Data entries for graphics

┏━━

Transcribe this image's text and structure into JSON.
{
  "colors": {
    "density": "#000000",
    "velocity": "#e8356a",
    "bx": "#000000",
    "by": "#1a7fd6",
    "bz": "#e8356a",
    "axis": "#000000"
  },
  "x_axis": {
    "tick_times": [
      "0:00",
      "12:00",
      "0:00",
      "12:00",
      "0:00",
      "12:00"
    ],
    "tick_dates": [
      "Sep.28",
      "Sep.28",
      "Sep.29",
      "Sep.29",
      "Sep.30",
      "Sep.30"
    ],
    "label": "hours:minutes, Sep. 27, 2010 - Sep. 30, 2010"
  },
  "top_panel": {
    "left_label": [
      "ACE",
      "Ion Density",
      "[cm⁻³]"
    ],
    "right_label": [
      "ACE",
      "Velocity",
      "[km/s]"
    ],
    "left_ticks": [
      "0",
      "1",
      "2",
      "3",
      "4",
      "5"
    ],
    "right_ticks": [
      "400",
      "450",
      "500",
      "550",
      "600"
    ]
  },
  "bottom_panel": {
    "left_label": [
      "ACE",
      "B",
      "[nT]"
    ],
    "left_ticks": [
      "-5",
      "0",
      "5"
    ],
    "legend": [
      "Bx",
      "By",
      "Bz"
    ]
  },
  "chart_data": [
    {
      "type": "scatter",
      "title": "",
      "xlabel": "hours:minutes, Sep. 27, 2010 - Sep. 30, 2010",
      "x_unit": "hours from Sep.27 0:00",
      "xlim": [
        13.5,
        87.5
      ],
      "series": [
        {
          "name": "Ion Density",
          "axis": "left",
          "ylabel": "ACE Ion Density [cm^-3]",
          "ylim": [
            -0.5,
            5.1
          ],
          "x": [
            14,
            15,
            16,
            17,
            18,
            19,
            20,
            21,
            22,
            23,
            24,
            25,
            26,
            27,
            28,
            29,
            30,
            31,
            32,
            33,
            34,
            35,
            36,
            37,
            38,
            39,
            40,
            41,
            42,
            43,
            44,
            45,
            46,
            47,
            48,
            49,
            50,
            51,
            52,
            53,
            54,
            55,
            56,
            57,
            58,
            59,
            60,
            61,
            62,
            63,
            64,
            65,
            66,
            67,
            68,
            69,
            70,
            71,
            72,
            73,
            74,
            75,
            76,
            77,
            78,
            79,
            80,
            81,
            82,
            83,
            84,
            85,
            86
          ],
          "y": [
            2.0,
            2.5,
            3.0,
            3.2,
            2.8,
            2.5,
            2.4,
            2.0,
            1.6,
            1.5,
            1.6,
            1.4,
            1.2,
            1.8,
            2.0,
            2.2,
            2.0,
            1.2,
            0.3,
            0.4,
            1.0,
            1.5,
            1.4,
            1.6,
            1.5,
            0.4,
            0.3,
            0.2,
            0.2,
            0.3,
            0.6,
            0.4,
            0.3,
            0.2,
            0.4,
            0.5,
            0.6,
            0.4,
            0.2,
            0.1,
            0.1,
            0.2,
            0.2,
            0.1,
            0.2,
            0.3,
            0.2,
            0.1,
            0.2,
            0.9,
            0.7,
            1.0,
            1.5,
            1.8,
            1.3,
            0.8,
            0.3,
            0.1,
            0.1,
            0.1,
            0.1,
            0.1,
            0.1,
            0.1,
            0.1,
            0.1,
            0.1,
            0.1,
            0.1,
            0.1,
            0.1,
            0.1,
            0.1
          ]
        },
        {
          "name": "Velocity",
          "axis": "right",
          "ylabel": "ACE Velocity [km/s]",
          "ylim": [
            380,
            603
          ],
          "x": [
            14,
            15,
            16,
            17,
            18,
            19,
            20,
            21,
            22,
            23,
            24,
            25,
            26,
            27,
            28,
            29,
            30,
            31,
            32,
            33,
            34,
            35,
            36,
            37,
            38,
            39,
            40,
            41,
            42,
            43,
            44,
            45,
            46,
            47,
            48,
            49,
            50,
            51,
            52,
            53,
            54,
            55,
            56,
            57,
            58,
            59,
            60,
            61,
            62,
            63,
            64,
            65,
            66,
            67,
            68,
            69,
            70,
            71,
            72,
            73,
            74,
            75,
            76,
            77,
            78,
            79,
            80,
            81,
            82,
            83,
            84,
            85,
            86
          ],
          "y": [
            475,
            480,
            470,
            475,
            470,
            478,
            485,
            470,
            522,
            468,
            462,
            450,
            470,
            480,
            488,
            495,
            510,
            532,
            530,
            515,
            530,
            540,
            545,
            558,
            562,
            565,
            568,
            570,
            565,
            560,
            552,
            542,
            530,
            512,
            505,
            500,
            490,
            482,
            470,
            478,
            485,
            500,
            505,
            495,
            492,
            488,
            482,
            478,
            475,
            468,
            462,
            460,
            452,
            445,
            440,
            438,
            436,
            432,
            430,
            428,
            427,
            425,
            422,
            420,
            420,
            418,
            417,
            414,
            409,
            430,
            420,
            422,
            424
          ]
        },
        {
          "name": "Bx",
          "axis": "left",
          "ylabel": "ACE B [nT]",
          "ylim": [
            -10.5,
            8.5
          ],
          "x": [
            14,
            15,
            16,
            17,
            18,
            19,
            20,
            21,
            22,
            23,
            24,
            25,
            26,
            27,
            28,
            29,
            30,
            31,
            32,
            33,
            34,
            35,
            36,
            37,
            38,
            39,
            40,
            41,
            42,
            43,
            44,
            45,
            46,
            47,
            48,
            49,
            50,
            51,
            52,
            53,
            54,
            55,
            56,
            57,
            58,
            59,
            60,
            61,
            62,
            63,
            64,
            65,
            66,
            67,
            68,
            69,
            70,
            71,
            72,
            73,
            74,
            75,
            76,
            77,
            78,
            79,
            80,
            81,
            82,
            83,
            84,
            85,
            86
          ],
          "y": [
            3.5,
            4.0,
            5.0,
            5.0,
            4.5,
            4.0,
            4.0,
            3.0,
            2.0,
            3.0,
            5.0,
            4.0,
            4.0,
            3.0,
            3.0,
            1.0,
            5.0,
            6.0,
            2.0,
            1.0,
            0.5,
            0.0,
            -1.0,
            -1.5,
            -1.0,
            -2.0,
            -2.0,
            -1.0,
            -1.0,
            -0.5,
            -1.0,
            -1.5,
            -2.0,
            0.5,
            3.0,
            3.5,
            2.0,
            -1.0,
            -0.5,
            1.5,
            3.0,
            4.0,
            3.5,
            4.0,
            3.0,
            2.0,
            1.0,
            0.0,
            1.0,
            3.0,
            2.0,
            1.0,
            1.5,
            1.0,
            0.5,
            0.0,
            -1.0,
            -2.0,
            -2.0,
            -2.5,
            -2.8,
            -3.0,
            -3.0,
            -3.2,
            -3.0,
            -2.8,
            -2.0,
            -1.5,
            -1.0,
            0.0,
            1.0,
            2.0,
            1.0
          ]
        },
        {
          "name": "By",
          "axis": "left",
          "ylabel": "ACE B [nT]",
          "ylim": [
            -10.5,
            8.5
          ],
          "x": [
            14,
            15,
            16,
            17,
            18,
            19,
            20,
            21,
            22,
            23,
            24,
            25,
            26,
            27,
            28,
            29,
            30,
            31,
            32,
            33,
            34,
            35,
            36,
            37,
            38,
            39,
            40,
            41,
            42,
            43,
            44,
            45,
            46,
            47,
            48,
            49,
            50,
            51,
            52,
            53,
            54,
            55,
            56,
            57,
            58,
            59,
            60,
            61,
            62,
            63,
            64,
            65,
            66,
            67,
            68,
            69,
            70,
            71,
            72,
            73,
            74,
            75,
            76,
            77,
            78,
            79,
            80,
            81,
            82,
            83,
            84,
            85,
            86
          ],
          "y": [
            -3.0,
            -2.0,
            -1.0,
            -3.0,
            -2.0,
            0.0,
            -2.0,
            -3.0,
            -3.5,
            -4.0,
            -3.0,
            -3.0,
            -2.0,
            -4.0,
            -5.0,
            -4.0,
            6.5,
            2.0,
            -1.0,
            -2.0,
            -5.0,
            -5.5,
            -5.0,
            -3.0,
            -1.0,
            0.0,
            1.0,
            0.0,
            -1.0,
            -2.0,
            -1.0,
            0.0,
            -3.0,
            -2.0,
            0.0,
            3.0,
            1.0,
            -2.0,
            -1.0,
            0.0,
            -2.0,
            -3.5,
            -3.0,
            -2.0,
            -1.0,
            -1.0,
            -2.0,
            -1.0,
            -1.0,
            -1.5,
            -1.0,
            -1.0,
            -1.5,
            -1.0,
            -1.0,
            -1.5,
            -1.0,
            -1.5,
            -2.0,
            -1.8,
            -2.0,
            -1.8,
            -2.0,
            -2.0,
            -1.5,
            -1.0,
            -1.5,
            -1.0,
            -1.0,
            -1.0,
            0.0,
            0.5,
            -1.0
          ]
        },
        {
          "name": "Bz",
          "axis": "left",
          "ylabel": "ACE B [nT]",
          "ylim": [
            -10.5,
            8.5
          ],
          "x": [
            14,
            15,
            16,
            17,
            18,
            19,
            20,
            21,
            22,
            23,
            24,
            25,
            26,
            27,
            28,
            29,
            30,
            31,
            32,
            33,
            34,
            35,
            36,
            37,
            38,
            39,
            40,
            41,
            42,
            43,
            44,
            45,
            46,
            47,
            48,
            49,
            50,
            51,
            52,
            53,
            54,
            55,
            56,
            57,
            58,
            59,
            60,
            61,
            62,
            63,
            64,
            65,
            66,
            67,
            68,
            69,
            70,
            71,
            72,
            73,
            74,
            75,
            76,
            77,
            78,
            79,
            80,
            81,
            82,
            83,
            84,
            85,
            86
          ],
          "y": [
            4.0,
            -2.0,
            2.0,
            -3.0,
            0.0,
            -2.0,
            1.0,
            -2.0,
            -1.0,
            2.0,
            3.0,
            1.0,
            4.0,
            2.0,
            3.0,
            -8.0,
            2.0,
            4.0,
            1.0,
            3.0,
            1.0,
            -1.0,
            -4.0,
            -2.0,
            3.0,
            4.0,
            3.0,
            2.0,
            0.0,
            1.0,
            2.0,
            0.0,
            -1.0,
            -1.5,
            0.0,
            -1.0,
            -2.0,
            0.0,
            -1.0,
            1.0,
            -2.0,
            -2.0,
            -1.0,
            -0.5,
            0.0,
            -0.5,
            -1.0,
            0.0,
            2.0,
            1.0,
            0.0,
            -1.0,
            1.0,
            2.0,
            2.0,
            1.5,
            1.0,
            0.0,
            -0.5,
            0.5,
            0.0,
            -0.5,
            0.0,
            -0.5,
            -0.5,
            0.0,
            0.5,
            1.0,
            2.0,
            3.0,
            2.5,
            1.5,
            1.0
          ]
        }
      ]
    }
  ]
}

┗━━

Goal: Filter the entries above down to the lines containing the word "name".

Correct response:
          "name": "Ion Density",
          "name": "Velocity",
          "name": "Bx",
          "name": "By",
          "name": "Bz",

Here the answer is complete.